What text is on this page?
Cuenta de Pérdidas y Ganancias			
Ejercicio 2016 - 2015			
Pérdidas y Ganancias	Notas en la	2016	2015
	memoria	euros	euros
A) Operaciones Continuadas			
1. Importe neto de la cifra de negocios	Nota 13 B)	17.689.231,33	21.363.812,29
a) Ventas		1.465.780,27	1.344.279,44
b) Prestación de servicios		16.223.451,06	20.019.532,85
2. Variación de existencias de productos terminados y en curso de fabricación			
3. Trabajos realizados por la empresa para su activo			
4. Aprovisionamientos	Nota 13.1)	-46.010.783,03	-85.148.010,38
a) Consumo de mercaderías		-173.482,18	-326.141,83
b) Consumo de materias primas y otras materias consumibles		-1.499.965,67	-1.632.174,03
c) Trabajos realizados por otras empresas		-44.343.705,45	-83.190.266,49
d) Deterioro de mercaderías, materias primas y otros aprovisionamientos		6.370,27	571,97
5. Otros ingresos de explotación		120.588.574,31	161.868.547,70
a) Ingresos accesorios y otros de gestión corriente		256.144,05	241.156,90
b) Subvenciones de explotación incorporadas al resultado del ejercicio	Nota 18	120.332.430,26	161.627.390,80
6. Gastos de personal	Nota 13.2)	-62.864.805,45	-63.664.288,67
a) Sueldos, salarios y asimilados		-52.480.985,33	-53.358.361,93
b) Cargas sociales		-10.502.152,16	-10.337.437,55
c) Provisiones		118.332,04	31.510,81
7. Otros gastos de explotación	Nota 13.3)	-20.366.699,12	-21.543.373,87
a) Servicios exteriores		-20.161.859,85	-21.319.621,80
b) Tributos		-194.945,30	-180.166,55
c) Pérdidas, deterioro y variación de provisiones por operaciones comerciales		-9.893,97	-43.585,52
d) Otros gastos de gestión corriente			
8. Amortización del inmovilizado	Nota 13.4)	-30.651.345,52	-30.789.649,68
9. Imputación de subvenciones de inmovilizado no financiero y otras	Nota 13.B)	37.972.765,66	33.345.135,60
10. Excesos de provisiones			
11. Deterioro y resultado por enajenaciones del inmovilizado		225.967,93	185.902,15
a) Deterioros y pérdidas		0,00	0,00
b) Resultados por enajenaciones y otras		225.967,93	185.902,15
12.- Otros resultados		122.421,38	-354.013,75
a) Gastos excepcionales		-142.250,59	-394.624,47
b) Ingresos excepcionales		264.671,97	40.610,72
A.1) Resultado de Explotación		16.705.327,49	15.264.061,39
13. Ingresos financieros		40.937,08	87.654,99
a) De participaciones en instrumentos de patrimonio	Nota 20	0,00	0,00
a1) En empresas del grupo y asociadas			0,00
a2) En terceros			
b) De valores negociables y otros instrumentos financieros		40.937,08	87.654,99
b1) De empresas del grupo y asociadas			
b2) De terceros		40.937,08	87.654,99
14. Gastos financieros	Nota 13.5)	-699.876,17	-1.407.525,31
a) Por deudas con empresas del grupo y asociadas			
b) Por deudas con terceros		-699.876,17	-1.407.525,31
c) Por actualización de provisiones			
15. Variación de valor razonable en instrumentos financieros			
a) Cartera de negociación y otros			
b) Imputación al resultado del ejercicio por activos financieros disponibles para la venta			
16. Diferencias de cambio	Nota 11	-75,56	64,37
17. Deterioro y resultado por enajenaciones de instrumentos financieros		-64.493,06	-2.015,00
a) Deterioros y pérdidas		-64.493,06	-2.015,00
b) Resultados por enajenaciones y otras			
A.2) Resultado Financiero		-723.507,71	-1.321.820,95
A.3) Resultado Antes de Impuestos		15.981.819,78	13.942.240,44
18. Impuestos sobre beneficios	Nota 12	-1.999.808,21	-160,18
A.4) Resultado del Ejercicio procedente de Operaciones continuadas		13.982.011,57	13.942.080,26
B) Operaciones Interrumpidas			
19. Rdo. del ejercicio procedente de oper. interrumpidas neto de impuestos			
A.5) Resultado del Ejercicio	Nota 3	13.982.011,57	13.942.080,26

•••

_Exercise instructions_
Select and copy each line from the data that includes the word "grupo".

_Reply to the exercise_
a1) En empresas del grupo y asociadas			0,00
b1) De empresas del grupo y asociadas			
a) Por deudas con empresas del grupo y asociadas			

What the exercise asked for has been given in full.